Stated exercise
Write out, exactly as they appear, only the lines running from the line with "Reverse-engineer this chart into JSON." to the final line of the listing; include both.

Lines of data
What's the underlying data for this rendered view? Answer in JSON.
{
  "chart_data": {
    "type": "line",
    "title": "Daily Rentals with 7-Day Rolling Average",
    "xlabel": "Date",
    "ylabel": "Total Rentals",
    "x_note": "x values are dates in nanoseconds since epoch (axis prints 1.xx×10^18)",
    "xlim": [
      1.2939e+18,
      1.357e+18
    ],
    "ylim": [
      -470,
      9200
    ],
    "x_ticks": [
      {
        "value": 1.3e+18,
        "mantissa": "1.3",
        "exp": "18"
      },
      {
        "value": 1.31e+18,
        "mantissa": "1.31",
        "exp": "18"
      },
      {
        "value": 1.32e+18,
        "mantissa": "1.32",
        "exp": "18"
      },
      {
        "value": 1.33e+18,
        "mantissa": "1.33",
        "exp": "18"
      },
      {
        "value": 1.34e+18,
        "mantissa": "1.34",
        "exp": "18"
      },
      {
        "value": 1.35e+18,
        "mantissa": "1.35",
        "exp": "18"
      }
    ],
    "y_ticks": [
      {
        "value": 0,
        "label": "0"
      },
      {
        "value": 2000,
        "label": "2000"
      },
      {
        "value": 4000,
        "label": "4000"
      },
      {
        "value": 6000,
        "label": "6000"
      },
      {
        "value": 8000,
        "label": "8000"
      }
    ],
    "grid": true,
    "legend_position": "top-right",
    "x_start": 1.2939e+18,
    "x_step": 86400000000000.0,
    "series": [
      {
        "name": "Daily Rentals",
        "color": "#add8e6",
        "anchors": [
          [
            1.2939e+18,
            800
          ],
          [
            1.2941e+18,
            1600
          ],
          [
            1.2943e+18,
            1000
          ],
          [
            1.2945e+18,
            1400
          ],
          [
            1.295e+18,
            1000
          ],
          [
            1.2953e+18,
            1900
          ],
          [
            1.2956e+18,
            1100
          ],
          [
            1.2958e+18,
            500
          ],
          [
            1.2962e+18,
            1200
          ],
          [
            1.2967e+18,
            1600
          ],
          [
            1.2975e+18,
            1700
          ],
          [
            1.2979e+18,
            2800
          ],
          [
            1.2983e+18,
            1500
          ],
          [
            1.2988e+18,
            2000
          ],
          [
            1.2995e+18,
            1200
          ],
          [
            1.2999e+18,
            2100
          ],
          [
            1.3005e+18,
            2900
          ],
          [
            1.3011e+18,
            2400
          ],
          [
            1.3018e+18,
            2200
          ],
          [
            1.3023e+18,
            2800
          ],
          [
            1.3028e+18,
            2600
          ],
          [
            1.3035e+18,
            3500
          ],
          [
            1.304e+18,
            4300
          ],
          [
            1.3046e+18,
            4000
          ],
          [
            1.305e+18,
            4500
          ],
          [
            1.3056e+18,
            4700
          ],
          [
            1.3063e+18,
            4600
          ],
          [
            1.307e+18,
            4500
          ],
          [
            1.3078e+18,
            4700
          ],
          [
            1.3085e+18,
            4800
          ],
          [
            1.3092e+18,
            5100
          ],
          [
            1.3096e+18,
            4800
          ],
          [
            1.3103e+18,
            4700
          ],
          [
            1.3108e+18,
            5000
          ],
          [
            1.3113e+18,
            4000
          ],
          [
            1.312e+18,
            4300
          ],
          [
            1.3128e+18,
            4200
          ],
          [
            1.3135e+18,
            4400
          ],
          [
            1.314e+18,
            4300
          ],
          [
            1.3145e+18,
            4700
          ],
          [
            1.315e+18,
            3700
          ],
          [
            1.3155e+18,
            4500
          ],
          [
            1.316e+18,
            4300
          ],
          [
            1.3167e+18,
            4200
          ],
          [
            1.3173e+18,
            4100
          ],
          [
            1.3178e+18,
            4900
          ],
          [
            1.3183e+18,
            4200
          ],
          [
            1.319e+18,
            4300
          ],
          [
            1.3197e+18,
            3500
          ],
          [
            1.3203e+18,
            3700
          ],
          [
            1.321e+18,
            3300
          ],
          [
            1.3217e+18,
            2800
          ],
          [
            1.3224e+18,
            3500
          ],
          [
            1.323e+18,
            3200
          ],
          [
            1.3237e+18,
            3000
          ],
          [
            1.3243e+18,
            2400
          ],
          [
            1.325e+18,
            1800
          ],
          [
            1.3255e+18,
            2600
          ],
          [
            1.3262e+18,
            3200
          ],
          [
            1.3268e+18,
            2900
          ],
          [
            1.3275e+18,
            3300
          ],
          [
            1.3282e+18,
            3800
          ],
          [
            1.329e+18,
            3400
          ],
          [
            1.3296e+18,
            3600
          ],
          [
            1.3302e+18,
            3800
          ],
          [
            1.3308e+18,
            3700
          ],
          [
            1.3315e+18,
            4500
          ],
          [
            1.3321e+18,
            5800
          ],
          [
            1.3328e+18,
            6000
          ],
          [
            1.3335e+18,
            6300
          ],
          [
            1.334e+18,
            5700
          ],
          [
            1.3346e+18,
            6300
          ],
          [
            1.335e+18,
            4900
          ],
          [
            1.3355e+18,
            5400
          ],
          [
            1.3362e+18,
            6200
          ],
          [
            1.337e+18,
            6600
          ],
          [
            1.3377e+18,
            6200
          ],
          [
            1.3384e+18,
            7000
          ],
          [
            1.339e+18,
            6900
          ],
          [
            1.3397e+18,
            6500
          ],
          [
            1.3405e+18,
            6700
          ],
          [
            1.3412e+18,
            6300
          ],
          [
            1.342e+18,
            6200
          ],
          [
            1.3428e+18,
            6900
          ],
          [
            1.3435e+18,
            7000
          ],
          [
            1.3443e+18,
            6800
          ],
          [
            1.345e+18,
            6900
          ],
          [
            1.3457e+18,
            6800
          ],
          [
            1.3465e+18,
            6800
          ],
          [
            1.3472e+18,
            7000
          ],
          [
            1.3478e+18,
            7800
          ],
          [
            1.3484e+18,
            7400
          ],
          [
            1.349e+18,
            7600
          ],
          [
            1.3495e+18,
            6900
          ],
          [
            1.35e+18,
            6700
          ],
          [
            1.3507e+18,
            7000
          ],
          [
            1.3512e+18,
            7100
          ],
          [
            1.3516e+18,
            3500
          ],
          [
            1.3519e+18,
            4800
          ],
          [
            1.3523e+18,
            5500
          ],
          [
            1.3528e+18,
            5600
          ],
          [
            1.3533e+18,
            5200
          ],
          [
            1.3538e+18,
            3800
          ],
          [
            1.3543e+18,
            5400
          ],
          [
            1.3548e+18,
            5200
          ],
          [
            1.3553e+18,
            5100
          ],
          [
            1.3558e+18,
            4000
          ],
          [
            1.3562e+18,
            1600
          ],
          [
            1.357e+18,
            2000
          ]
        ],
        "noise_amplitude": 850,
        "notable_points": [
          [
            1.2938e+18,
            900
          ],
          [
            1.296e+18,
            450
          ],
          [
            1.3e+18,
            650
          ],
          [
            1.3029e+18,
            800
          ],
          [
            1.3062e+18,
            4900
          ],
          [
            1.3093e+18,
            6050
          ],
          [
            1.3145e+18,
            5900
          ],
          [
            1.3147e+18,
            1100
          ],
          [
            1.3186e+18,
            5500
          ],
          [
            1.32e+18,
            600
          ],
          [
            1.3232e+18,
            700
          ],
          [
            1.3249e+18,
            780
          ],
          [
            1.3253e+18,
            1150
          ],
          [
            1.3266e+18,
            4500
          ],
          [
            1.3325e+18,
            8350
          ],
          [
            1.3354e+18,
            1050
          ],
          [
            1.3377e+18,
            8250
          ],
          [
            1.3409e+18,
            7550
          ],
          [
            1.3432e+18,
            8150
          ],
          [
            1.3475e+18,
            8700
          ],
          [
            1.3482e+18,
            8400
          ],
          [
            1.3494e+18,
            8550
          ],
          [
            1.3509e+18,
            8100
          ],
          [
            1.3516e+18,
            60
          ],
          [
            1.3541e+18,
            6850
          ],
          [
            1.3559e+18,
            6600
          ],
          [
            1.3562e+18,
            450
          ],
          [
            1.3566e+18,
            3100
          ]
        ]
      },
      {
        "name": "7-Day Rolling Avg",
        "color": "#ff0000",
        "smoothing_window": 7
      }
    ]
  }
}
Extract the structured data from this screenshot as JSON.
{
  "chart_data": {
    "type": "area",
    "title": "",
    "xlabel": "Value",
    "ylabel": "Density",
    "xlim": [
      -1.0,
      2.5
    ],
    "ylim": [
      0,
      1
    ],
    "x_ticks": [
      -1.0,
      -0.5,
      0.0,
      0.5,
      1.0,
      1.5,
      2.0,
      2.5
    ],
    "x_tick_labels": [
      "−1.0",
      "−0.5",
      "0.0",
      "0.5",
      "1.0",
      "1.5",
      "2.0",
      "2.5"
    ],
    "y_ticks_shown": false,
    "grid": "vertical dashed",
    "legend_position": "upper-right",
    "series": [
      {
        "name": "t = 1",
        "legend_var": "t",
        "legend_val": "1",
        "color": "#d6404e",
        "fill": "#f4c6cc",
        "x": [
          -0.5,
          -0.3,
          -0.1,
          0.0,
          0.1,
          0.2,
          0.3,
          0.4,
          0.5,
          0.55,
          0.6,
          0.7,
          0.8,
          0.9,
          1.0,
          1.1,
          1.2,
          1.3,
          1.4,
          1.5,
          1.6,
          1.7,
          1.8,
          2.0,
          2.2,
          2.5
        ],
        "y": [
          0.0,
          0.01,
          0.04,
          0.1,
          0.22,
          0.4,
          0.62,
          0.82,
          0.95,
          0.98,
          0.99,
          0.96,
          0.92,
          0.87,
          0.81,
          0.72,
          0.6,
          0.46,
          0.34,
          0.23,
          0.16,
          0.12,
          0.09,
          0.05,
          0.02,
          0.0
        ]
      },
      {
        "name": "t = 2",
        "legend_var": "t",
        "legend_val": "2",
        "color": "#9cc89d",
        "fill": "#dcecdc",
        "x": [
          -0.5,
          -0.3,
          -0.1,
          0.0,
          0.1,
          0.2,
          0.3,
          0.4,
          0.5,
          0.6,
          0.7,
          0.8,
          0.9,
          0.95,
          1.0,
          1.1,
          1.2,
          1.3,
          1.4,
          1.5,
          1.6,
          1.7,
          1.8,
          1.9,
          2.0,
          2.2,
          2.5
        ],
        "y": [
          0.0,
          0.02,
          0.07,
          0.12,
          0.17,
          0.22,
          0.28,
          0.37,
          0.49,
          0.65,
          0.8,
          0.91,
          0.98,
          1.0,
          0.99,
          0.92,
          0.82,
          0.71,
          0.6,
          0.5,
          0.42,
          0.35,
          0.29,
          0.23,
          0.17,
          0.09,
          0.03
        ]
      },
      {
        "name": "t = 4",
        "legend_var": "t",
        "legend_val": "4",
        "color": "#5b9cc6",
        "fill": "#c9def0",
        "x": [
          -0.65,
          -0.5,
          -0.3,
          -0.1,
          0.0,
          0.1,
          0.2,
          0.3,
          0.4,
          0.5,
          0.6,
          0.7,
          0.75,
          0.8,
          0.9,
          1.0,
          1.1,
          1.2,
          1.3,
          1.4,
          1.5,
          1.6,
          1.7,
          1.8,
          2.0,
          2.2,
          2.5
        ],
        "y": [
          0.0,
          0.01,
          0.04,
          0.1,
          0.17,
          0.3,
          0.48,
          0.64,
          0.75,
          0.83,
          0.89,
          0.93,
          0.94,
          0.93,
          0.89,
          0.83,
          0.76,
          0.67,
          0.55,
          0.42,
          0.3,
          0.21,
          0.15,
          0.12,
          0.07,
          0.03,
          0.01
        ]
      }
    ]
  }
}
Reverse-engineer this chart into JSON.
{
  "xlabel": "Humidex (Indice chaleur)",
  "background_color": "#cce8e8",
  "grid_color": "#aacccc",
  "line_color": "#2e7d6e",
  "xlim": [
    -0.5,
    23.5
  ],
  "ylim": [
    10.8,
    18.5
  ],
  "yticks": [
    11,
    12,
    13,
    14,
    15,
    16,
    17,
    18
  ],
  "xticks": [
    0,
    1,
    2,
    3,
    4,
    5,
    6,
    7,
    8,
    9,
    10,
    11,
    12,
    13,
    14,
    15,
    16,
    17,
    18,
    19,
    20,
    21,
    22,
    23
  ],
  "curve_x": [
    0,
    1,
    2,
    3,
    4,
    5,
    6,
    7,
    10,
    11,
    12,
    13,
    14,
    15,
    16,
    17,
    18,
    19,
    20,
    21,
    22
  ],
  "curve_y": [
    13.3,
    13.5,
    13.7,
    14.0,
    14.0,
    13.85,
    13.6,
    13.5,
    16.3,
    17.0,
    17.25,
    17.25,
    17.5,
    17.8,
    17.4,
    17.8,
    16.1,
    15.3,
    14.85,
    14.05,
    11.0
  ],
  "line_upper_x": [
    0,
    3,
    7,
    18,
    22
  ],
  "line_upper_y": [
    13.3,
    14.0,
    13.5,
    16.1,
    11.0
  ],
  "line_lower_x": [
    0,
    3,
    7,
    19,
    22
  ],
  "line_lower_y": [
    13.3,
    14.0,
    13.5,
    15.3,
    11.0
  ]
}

Response to the task
Reverse-engineer this chart into JSON.
{
  "xlabel": "Humidex (Indice chaleur)",
  "background_color": "#cce8e8",
  "grid_color": "#aacccc",
  "line_color": "#2e7d6e",
  "xlim": [
    -0.5,
    23.5
  ],
  "ylim": [
    10.8,
    18.5
  ],
  "yticks": [
    11,
    12,
    13,
    14,
    15,
    16,
    17,
    18
  ],
  "xticks": [
    0,
    1,
    2,
    3,
    4,
    5,
    6,
    7,
    8,
    9,
    10,
    11,
    12,
    13,
    14,
    15,
    16,
    17,
    18,
    19,
    20,
    21,
    22,
    23
  ],
  "curve_x": [
    0,
    1,
    2,
    3,
    4,
    5,
    6,
    7,
    10,
    11,
    12,
    13,
    14,
    15,
    16,
    17,
    18,
    19,
    20,
    21,
    22
  ],
  "curve_y": [
    13.3,
    13.5,
    13.7,
    14.0,
    14.0,
    13.85,
    13.6,
    13.5,
    16.3,
    17.0,
    17.25,
    17.25,
    17.5,
    17.8,
    17.4,
    17.8,
    16.1,
    15.3,
    14.85,
    14.05,
    11.0
  ],
  "line_upper_x": [
    0,
    3,
    7,
    18,
    22
  ],
  "line_upper_y": [
    13.3,
    14.0,
    13.5,
    16.1,
    11.0
  ],
  "line_lower_x": [
    0,
    3,
    7,
    19,
    22
  ],
  "line_lower_y": [
    13.3,
    14.0,
    13.5,
    15.3,
    11.0
  ]
}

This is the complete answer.